**Data supplied:**
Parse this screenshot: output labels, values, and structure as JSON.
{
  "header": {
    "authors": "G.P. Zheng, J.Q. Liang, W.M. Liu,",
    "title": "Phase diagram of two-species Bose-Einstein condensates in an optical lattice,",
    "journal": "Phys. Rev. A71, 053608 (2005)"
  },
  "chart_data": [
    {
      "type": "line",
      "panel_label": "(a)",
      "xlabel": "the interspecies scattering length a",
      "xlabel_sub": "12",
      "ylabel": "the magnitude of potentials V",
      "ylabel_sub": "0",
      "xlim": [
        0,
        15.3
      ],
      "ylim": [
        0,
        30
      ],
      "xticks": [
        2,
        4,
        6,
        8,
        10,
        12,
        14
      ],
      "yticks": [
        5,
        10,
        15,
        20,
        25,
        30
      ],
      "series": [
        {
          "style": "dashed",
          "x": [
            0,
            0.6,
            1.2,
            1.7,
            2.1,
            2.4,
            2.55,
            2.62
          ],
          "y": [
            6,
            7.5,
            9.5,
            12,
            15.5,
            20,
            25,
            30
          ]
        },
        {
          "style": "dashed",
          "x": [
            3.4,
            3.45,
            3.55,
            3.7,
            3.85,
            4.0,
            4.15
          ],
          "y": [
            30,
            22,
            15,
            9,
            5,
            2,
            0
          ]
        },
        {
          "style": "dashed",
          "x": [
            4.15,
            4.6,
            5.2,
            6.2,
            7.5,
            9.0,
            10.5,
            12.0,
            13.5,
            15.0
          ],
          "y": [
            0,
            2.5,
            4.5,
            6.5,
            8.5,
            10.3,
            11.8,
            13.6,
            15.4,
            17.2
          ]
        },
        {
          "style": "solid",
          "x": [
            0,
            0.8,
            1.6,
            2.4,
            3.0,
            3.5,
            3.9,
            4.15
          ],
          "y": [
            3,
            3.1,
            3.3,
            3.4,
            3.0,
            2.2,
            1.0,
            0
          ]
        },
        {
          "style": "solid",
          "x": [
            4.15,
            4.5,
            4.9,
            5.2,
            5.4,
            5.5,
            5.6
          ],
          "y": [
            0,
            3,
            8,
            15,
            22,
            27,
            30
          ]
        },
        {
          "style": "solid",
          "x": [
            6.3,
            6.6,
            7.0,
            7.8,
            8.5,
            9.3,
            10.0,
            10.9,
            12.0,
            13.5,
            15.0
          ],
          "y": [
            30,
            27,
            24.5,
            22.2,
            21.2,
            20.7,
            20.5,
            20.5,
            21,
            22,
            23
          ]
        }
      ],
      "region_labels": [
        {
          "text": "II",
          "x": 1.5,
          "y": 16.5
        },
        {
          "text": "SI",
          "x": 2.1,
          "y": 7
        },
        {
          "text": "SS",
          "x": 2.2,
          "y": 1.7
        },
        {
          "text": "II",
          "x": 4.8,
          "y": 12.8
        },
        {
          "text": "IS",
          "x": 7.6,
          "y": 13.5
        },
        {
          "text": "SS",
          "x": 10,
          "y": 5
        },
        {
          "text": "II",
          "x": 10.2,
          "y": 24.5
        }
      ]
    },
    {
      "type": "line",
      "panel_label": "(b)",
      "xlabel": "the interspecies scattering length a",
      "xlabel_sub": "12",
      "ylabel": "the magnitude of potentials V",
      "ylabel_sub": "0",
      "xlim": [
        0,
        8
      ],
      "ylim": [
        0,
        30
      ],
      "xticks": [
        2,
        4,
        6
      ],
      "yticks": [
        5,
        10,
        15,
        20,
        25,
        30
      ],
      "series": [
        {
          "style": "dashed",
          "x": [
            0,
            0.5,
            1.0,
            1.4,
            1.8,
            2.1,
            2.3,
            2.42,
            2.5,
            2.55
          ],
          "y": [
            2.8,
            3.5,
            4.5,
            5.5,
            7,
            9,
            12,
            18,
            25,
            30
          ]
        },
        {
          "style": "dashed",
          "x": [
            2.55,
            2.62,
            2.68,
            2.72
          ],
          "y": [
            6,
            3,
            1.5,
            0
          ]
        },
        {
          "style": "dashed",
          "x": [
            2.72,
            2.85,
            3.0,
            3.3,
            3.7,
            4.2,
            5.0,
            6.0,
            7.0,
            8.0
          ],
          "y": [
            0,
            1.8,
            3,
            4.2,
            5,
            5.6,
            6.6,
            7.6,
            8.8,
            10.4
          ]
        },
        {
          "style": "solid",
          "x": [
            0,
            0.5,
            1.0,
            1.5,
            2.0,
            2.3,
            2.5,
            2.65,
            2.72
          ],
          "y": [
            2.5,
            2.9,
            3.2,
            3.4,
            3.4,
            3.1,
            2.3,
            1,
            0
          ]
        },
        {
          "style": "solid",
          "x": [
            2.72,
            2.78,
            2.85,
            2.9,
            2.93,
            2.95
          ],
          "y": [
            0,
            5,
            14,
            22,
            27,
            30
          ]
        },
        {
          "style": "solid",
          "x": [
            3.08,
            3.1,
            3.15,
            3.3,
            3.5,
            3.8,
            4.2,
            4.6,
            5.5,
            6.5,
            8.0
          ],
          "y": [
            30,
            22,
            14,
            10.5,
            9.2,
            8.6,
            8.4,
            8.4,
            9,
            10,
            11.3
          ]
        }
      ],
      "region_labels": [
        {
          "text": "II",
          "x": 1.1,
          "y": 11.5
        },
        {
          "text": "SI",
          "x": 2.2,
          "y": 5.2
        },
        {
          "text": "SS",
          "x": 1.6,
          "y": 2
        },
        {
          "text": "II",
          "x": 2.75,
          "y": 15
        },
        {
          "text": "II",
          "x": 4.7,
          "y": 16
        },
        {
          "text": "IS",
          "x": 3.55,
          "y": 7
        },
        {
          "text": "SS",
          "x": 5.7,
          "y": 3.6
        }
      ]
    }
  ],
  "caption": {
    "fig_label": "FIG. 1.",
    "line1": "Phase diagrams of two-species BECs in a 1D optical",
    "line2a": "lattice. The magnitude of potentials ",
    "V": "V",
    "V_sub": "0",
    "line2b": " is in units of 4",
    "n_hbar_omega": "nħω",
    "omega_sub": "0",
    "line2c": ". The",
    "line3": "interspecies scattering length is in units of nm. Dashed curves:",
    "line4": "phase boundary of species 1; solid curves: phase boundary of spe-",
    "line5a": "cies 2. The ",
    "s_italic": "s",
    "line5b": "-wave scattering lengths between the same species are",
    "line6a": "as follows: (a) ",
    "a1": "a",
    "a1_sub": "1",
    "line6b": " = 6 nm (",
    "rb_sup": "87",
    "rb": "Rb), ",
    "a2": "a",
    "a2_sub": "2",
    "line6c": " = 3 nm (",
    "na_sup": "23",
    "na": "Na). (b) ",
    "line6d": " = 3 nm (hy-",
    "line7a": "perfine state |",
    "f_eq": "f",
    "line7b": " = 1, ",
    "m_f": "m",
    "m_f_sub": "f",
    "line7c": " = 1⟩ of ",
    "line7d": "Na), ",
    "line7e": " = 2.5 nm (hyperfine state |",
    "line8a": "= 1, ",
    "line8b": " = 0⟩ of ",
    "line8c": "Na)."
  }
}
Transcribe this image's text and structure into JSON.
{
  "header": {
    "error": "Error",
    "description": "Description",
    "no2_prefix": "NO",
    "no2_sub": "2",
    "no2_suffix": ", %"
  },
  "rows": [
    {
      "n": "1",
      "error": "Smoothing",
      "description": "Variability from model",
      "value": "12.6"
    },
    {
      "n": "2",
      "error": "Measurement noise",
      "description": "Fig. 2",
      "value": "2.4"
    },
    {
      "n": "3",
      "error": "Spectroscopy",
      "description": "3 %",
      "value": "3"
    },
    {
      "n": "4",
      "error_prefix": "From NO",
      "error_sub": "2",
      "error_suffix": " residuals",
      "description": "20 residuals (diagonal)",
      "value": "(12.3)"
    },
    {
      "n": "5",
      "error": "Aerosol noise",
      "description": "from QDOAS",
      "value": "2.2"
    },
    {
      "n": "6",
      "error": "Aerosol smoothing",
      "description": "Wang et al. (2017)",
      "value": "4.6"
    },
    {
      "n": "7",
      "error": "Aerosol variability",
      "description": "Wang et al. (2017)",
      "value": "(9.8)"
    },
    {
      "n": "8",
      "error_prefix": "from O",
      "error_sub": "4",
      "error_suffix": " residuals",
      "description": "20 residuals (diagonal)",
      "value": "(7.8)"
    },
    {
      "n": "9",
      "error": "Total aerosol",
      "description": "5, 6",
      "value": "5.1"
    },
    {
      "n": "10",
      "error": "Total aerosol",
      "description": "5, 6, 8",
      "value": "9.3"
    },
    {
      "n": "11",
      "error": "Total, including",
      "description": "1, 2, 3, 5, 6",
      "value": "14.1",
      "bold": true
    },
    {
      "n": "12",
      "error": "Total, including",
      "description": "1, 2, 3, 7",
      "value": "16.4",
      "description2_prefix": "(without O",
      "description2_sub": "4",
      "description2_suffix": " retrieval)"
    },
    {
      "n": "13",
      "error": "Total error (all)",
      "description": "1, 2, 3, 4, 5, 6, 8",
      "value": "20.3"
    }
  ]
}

**Written task:** Search the data for "structure" and list every line in which it occurs.

**Response for this exercise:**
Parse this screenshot: output labels, values, and structure as JSON.
Transcribe this image's text and structure into JSON.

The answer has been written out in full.